* start MATERIALS PROVIDED *
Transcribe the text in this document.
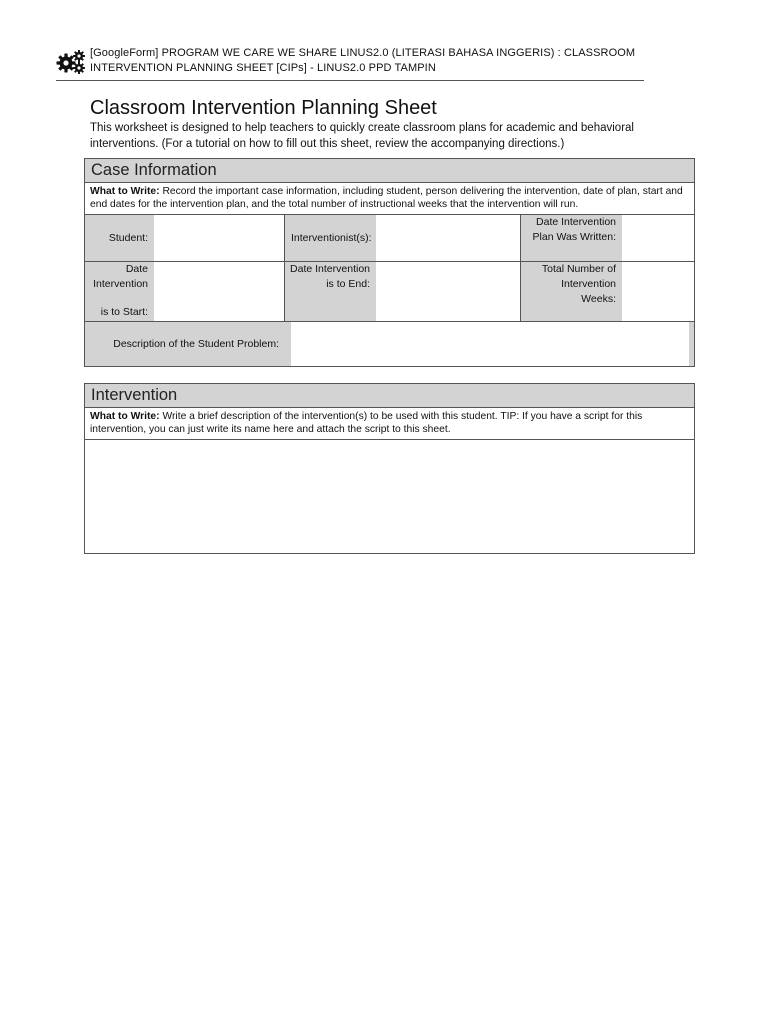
[GoogleForm] PROGRAM WE CARE WE SHARE LINUS2.0 (LITERASI BAHASA INGGERIS) : CLASSROOM INTERVENTION PLANNING SHEET [CIPs] - LINUS2.0 PPD TAMPIN
Classroom Intervention Planning Sheet
This worksheet is designed to help teachers to quickly create classroom plans for academic and behavioral interventions. (For a tutorial on how to fill out this sheet, review the accompanying directions.)
Case Information
What to Write: Record the important case information, including student, person delivering the intervention, date of plan, start and end dates for the intervention plan, and the total number of instructional weeks that the intervention will run.
Student:	Interventionist(s):
Date Intervention
Plan Was Written:
Date
Intervention
is to Start:
Date Intervention
is to End:
Total Number of
Intervention
Weeks:
Description of the Student Problem:
Intervention
What to Write: Write a brief description of the intervention(s) to be used with this student. TIP: If you have a script for this intervention, you can just write its name here and attach the script to this sheet.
* end MATERIALS PROVIDED *
### STATED GOAL
Each record should be quoted exactly, with the images omitted.

### TASK OUTPUT
Transcribe the text in this document.
[GoogleForm] PROGRAM WE CARE WE SHARE LINUS2.0 (LITERASI BAHASA INGGERIS) : CLASSROOM INTERVENTION PLANNING SHEET [CIPs] - LINUS2.0 PPD TAMPIN
Classroom Intervention Planning Sheet
This worksheet is designed to help teachers to quickly create classroom plans for academic and behavioral interventions. (For a tutorial on how to fill out this sheet, review the accompanying directions.)
Case Information
What to Write: Record the important case information, including student, person delivering the intervention, date of plan, start and end dates for the intervention plan, and the total number of instructional weeks that the intervention will run.
Student:	Interventionist(s):
Date Intervention
Plan Was Written:
Date
Intervention
is to Start:
Date Intervention
is to End:
Total Number of
Intervention
Weeks:
Description of the Student Problem:
Intervention
What to Write: Write a brief description of the intervention(s) to be used with this student. TIP: If you have a script for this intervention, you can just write its name here and attach the script to this sheet.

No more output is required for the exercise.